• REQUIREMENTS:
Exactly reproduce each entry, leaving out nothing.

• DATA EXTRACT:
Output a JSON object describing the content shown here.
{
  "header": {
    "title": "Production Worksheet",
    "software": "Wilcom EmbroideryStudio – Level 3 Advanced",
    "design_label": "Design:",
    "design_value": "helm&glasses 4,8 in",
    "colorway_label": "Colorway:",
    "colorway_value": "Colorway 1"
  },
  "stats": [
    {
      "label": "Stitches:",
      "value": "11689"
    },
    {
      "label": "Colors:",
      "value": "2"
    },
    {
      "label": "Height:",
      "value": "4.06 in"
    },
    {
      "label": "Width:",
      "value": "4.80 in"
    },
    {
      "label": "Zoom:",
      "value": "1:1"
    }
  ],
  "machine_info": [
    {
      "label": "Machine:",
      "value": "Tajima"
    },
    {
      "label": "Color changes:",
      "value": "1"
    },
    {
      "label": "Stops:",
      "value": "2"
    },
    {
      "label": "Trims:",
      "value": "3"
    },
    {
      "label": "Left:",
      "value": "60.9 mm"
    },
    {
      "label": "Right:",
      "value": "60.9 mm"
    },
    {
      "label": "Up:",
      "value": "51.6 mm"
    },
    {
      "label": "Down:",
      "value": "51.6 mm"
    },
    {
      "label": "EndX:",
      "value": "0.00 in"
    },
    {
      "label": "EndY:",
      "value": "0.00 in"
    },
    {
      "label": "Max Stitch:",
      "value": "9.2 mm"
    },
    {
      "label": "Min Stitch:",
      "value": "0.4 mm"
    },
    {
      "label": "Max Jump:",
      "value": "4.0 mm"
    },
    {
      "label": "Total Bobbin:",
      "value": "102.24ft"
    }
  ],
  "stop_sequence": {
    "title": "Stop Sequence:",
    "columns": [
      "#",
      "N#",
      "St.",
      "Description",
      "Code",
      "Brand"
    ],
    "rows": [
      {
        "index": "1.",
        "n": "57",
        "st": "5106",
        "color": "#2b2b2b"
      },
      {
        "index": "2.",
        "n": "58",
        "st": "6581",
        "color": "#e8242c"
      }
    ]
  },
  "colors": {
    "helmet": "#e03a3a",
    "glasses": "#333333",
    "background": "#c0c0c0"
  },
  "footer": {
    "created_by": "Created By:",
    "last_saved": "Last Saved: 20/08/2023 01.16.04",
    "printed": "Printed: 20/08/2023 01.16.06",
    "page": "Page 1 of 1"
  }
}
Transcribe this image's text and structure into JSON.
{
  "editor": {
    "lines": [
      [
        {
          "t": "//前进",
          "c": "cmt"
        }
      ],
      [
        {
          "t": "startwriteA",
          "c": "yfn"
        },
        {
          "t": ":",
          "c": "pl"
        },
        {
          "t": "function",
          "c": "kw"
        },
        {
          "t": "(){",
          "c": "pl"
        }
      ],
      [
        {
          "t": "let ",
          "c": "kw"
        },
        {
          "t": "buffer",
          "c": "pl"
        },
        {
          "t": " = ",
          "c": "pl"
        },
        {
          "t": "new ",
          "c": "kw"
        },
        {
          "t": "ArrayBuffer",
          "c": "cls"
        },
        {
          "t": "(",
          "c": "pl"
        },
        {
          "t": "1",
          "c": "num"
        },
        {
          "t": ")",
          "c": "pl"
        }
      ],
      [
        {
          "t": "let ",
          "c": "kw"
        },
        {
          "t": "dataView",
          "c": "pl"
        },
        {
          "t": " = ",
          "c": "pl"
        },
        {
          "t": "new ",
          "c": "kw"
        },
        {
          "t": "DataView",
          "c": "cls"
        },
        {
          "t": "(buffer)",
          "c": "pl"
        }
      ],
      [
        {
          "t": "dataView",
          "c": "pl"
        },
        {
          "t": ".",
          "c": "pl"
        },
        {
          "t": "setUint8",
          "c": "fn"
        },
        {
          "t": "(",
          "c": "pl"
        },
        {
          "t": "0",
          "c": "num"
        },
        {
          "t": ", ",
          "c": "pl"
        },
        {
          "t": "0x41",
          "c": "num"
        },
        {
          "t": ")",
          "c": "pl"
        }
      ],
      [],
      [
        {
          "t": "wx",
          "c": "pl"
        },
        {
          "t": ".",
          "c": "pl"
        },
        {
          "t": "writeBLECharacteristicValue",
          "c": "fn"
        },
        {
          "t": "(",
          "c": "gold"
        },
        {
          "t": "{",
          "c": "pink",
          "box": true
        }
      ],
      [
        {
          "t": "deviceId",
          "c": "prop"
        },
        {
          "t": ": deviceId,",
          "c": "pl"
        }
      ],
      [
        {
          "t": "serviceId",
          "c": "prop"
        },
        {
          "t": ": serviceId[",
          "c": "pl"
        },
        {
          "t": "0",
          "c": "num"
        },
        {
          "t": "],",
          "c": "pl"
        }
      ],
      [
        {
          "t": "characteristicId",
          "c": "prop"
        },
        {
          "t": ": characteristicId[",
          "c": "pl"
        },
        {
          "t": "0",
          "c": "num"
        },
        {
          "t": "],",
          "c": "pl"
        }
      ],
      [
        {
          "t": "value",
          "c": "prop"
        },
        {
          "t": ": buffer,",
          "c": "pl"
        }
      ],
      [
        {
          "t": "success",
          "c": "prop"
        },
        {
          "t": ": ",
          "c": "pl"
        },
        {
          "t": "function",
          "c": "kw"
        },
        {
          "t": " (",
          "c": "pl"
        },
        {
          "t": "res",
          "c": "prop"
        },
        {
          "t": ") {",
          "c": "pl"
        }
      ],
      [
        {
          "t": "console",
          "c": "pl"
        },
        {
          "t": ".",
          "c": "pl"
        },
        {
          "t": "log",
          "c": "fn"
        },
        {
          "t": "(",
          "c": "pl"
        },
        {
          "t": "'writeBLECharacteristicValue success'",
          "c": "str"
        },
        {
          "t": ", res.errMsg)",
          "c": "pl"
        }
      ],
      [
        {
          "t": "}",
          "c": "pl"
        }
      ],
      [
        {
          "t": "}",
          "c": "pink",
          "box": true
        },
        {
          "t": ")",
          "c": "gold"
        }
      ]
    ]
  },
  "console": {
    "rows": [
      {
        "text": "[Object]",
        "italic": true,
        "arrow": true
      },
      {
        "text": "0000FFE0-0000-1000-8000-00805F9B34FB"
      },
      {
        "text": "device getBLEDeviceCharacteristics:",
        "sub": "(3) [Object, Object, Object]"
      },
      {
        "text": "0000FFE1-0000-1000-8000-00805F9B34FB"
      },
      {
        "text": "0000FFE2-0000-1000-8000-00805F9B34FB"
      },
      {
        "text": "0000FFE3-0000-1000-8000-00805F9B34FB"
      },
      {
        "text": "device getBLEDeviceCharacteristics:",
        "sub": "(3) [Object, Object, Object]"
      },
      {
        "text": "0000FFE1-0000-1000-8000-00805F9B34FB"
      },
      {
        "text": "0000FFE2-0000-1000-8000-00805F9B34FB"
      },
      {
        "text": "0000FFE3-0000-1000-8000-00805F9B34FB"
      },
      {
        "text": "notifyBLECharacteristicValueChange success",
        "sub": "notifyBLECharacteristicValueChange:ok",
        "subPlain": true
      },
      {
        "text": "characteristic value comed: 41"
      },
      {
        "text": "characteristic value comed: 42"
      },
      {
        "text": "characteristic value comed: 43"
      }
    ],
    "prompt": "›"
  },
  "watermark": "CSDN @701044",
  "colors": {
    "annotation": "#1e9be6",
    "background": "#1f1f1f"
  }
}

• RESPONSE:
Output a JSON object describing the content shown here.
{
  "header": {
    "title": "Production Worksheet",
    "software": "Wilcom EmbroideryStudio – Level 3 Advanced",
    "design_label": "Design:",
    "design_value": "helm&glasses 4,8 in",
    "colorway_label": "Colorway:",
    "colorway_value": "Colorway 1"
  },
  "stats": [
    {
      "label": "Stitches:",
      "value": "11689"
    },
    {
      "label": "Colors:",
      "value": "2"
    },
    {
      "label": "Height:",
      "value": "4.06 in"
    },
    {
      "label": "Width:",
      "value": "4.80 in"
    },
    {
      "label": "Zoom:",
      "value": "1:1"
    }
  ],
  "machine_info": [
    {
      "label": "Machine:",
      "value": "Tajima"
    },
    {
      "label": "Color changes:",
      "value": "1"
    },
    {
      "label": "Stops:",
      "value": "2"
    },
    {
      "label": "Trims:",
      "value": "3"
    },
    {
      "label": "Left:",
      "value": "60.9 mm"
    },
    {
      "label": "Right:",
      "value": "60.9 mm"
    },
    {
      "label": "Up:",
      "value": "51.6 mm"
    },
    {
      "label": "Down:",
      "value": "51.6 mm"
    },
    {
      "label": "EndX:",
      "value": "0.00 in"
    },
    {
      "label": "EndY:",
      "value": "0.00 in"
    },
    {
      "label": "Max Stitch:",
      "value": "9.2 mm"
    },
    {
      "label": "Min Stitch:",
      "value": "0.4 mm"
    },
    {
      "label": "Max Jump:",
      "value": "4.0 mm"
    },
    {
      "label": "Total Bobbin:",
      "value": "102.24ft"
    }
  ],
  "stop_sequence": {
    "title": "Stop Sequence:",
    "columns": [
      "#",
      "N#",
      "St.",
      "Description",
      "Code",
      "Brand"
    ],
    "rows": [
      {
        "index": "1.",
        "n": "57",
        "st": "5106",
        "color": "#2b2b2b"
      },
      {
        "index": "2.",
        "n": "58",
        "st": "6581",
        "color": "#e8242c"
      }
    ]
  },
  "colors": {
    "helmet": "#e03a3a",
    "glasses": "#333333",
    "background": "#c0c0c0"
  },
  "footer": {
    "created_by": "Created By:",
    "last_saved": "Last Saved: 20/08/2023 01.16.04",
    "printed": "Printed: 20/08/2023 01.16.06",
    "page": "Page 1 of 1"
  }
}
Transcribe this image's text and structure into JSON.
{
  "editor": {
    "lines": [
      [
        {
          "t": "//前进",
          "c": "cmt"
        }
      ],
      [
        {
          "t": "startwriteA",
          "c": "yfn"
        },
        {
          "t": ":",
          "c": "pl"
        },
        {
          "t": "function",
          "c": "kw"
        },
        {
          "t": "(){",
          "c": "pl"
        }
      ],
      [
        {
          "t": "let ",
          "c": "kw"
        },
        {
          "t": "buffer",
          "c": "pl"
        },
        {
          "t": " = ",
          "c": "pl"
        },
        {
          "t": "new ",
          "c": "kw"
        },
        {
          "t": "ArrayBuffer",
          "c": "cls"
        },
        {
          "t": "(",
          "c": "pl"
        },
        {
          "t": "1",
          "c": "num"
        },
        {
          "t": ")",
          "c": "pl"
        }
      ],
      [
        {
          "t": "let ",
          "c": "kw"
        },
        {
          "t": "dataView",
          "c": "pl"
        },
        {
          "t": " = ",
          "c": "pl"
        },
        {
          "t": "new ",
          "c": "kw"
        },
        {
          "t": "DataView",
          "c": "cls"
        },
        {
          "t": "(buffer)",
          "c": "pl"
        }
      ],
      [
        {
          "t": "dataView",
          "c": "pl"
        },
        {
          "t": ".",
          "c": "pl"
        },
        {
          "t": "setUint8",
          "c": "fn"
        },
        {
          "t": "(",
          "c": "pl"
        },
        {
          "t": "0",
          "c": "num"
        },
        {
          "t": ", ",
          "c": "pl"
        },
        {
          "t": "0x41",
          "c": "num"
        },
        {
          "t": ")",
          "c": "pl"
        }
      ],
      [],
      [
        {
          "t": "wx",
          "c": "pl"
        },
        {
          "t": ".",
          "c": "pl"
        },
        {
          "t": "writeBLECharacteristicValue",
          "c": "fn"
        },
        {
          "t": "(",
          "c": "gold"
        },
        {
          "t": "{",
          "c": "pink",
          "box": true
        }
      ],
      [
        {
          "t": "deviceId",
          "c": "prop"
        },
        {
          "t": ": deviceId,",
          "c": "pl"
        }
      ],
      [
        {
          "t": "serviceId",
          "c": "prop"
        },
        {
          "t": ": serviceId[",
          "c": "pl"
        },
        {
          "t": "0",
          "c": "num"
        },
        {
          "t": "],",
          "c": "pl"
        }
      ],
      [
        {
          "t": "characteristicId",
          "c": "prop"
        },
        {
          "t": ": characteristicId[",
          "c": "pl"
        },
        {
          "t": "0",
          "c": "num"
        },
        {
          "t": "],",
          "c": "pl"
        }
      ],
      [
        {
          "t": "value",
          "c": "prop"
        },
        {
          "t": ": buffer,",
          "c": "pl"
        }
      ],
      [
        {
          "t": "success",
          "c": "prop"
        },
        {
          "t": ": ",
          "c": "pl"
        },
        {
          "t": "function",
          "c": "kw"
        },
        {
          "t": " (",
          "c": "pl"
        },
        {
          "t": "res",
          "c": "prop"
        },
        {
          "t": ") {",
          "c": "pl"
        }
      ],
      [
        {
          "t": "console",
          "c": "pl"
        },
        {
          "t": ".",
          "c": "pl"
        },
        {
          "t": "log",
          "c": "fn"
        },
        {
          "t": "(",
          "c": "pl"
        },
        {
          "t": "'writeBLECharacteristicValue success'",
          "c": "str"
        },
        {
          "t": ", res.errMsg)",
          "c": "pl"
        }
      ],
      [
        {
          "t": "}",
          "c": "pl"
        }
      ],
      [
        {
          "t": "}",
          "c": "pink",
          "box": true
        },
        {
          "t": ")",
          "c": "gold"
        }
      ]
    ]
  },
  "console": {
    "rows": [
      {
        "text": "[Object]",
        "italic": true,
        "arrow": true
      },
      {
        "text": "0000FFE0-0000-1000-8000-00805F9B34FB"
      },
      {
        "text": "device getBLEDeviceCharacteristics:",
        "sub": "(3) [Object, Object, Object]"
      },
      {
        "text": "0000FFE1-0000-1000-8000-00805F9B34FB"
      },
      {
        "text": "0000FFE2-0000-1000-8000-00805F9B34FB"
      },
      {
        "text": "0000FFE3-0000-1000-8000-00805F9B34FB"
      },
      {
        "text": "device getBLEDeviceCharacteristics:",
        "sub": "(3) [Object, Object, Object]"
      },
      {
        "text": "0000FFE1-0000-1000-8000-00805F9B34FB"
      },
      {
        "text": "0000FFE2-0000-1000-8000-00805F9B34FB"
      },
      {
        "text": "0000FFE3-0000-1000-8000-00805F9B34FB"
      },
      {
        "text": "notifyBLECharacteristicValueChange success",
        "sub": "notifyBLECharacteristicValueChange:ok",
        "subPlain": true
      },
      {
        "text": "characteristic value comed: 41"
      },
      {
        "text": "characteristic value comed: 42"
      },
      {
        "text": "characteristic value comed: 43"
      }
    ],
    "prompt": "›"
  },
  "watermark": "CSDN @701044",
  "colors": {
    "annotation": "#1e9be6",
    "background": "#1f1f1f"
  }
}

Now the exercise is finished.